Directions for this task:
Copy nothing but the text: repeat each entry exactly and drop the images.

**********

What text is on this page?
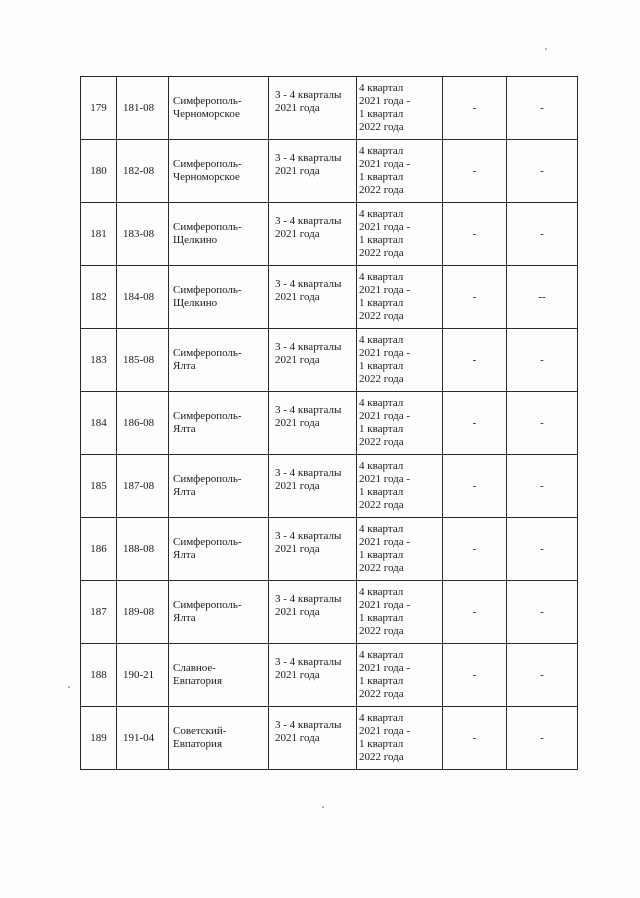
179	181-08	Симферополь-
Черноморское	3 - 4 кварталы
2021 года	4 квартал
2021 года -
1 квартал
2022 года	-	-
180	182-08	Симферополь-
Черноморское	3 - 4 кварталы
2021 года	4 квартал
2021 года -
1 квартал
2022 года	-	-
181	183-08	Симферополь-
Щелкино	3 - 4 кварталы
2021 года	4 квартал
2021 года -
1 квартал
2022 года	-	-
182	184-08	Симферополь-
Щелкино	3 - 4 кварталы
2021 года	4 квартал
2021 года -
1 квартал
2022 года	-	--
183	185-08	Симферополь-
Ялта	3 - 4 кварталы
2021 года	4 квартал
2021 года -
1 квартал
2022 года	-	-
184	186-08	Симферополь-
Ялта	3 - 4 кварталы
2021 года	4 квартал
2021 года -
1 квартал
2022 года	-	-
185	187-08	Симферополь-
Ялта	3 - 4 кварталы
2021 года	4 квартал
2021 года -
1 квартал
2022 года	-	-
186	188-08	Симферополь-
Ялта	3 - 4 кварталы
2021 года	4 квартал
2021 года -
1 квартал
2022 года	-	-
187	189-08	Симферополь-
Ялта	3 - 4 кварталы
2021 года	4 квартал
2021 года -
1 квартал
2022 года	-	-
188	190-21	Славное-
Евпатория	3 - 4 кварталы
2021 года	4 квартал
2021 года -
1 квартал
2022 года	-	-
189	191-04	Советский-
Евпатория	3 - 4 кварталы
2021 года	4 квартал
2021 года -
1 квартал
2022 года	-	-
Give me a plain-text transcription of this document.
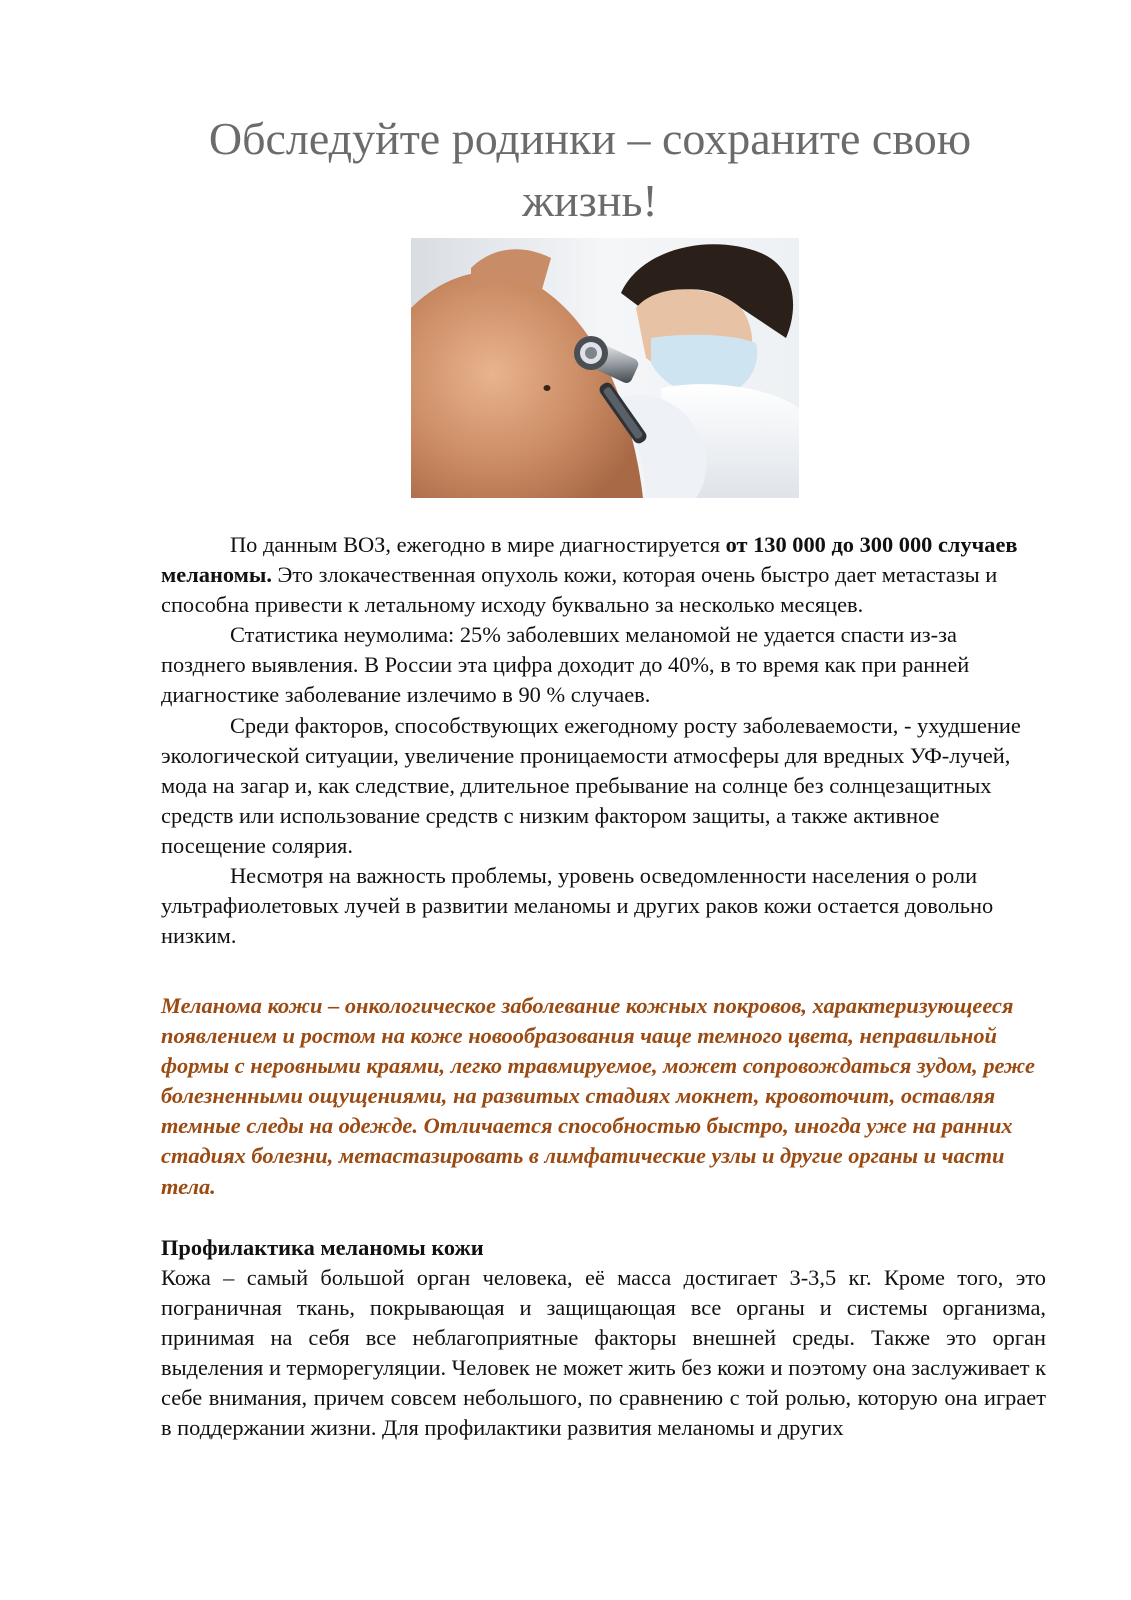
Обследуйте родинки – сохраните свою жизнь!

По данным ВОЗ, ежегодно в мире диагностируется от 130 000 до 300 000 случаев меланомы. Это злокачественная опухоль кожи, которая очень быстро дает метастазы и способна привести к летальному исходу буквально за несколько месяцев.

Статистика неумолима: 25% заболевших меланомой не удается спасти из-за позднего выявления. В России эта цифра доходит до 40%, в то время как при ранней диагностике заболевание излечимо в 90 % случаев.

Среди факторов, способствующих ежегодному росту заболеваемости, - ухудшение экологической ситуации, увеличение проницаемости атмосферы для вредных УФ-лучей, мода на загар и, как следствие, длительное пребывание на солнце без солнцезащитных средств или использование средств с низким фактором защиты, а также активное посещение солярия.

Несмотря на важность проблемы, уровень осведомленности населения о роли ультрафиолетовых лучей в развитии меланомы и других раков кожи остается довольно низким.

Меланома кожи – онкологическое заболевание кожных покровов, характеризующееся появлением и ростом на коже новообразования чаще темного цвета, неправильной формы с неровными краями, легко травмируемое, может сопровождаться зудом, реже болезненными ощущениями, на развитых стадиях мокнет, кровоточит, оставляя темные следы на одежде. Отличается способностью быстро, иногда уже на ранних стадиях болезни, метастазировать в лимфатические узлы и другие органы и части тела.

Профилактика меланомы кожи

Кожа – самый большой орган человека, её масса достигает 3-3,5 кг. Кроме того, это пограничная ткань, покрывающая и защищающая все органы и системы организма, принимая на себя все неблагоприятные факторы внешней среды. Также это орган выделения и терморегуляции. Человек не может жить без кожи и поэтому она заслуживает к себе внимания, причем совсем небольшого, по сравнению с той ролью, которую она играет в поддержании жизни. Для профилактики развития меланомы и других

**********

Solution for this task:
What text is on this page?
179	181-08	Симферополь-
Черноморское	3 - 4 кварталы
2021 года	4 квартал
2021 года -
1 квартал
2022 года	-	-
180	182-08	Симферополь-
Черноморское	3 - 4 кварталы
2021 года	4 квартал
2021 года -
1 квартал
2022 года	-	-
181	183-08	Симферополь-
Щелкино	3 - 4 кварталы
2021 года	4 квартал
2021 года -
1 квартал
2022 года	-	-
182	184-08	Симферополь-
Щелкино	3 - 4 кварталы
2021 года	4 квартал
2021 года -
1 квартал
2022 года	-	--
183	185-08	Симферополь-
Ялта	3 - 4 кварталы
2021 года	4 квартал
2021 года -
1 квартал
2022 года	-	-
184	186-08	Симферополь-
Ялта	3 - 4 кварталы
2021 года	4 квартал
2021 года -
1 квартал
2022 года	-	-
185	187-08	Симферополь-
Ялта	3 - 4 кварталы
2021 года	4 квартал
2021 года -
1 квартал
2022 года	-	-
186	188-08	Симферополь-
Ялта	3 - 4 кварталы
2021 года	4 квартал
2021 года -
1 квартал
2022 года	-	-
187	189-08	Симферополь-
Ялта	3 - 4 кварталы
2021 года	4 квартал
2021 года -
1 квартал
2022 года	-	-
188	190-21	Славное-
Евпатория	3 - 4 кварталы
2021 года	4 квартал
2021 года -
1 квартал
2022 года	-	-
189	191-04	Советский-
Евпатория	3 - 4 кварталы
2021 года	4 квартал
2021 года -
1 квартал
2022 года	-	-
Give me a plain-text transcription of this document.
Обследуйте родинки – сохраните свою жизнь!

По данным ВОЗ, ежегодно в мире диагностируется от 130 000 до 300 000 случаев меланомы. Это злокачественная опухоль кожи, которая очень быстро дает метастазы и способна привести к летальному исходу буквально за несколько месяцев.

Статистика неумолима: 25% заболевших меланомой не удается спасти из-за позднего выявления. В России эта цифра доходит до 40%, в то время как при ранней диагностике заболевание излечимо в 90 % случаев.

Среди факторов, способствующих ежегодному росту заболеваемости, - ухудшение экологической ситуации, увеличение проницаемости атмосферы для вредных УФ-лучей, мода на загар и, как следствие, длительное пребывание на солнце без солнцезащитных средств или использование средств с низким фактором защиты, а также активное посещение солярия.

Несмотря на важность проблемы, уровень осведомленности населения о роли ультрафиолетовых лучей в развитии меланомы и других раков кожи остается довольно низким.

Меланома кожи – онкологическое заболевание кожных покровов, характеризующееся появлением и ростом на коже новообразования чаще темного цвета, неправильной формы с неровными краями, легко травмируемое, может сопровождаться зудом, реже болезненными ощущениями, на развитых стадиях мокнет, кровоточит, оставляя темные следы на одежде. Отличается способностью быстро, иногда уже на ранних стадиях болезни, метастазировать в лимфатические узлы и другие органы и части тела.

Профилактика меланомы кожи

Кожа – самый большой орган человека, её масса достигает 3-3,5 кг. Кроме того, это пограничная ткань, покрывающая и защищающая все органы и системы организма, принимая на себя все неблагоприятные факторы внешней среды. Также это орган выделения и терморегуляции. Человек не может жить без кожи и поэтому она заслуживает к себе внимания, причем совсем небольшого, по сравнению с той ролью, которую она играет в поддержании жизни. Для профилактики развития меланомы и других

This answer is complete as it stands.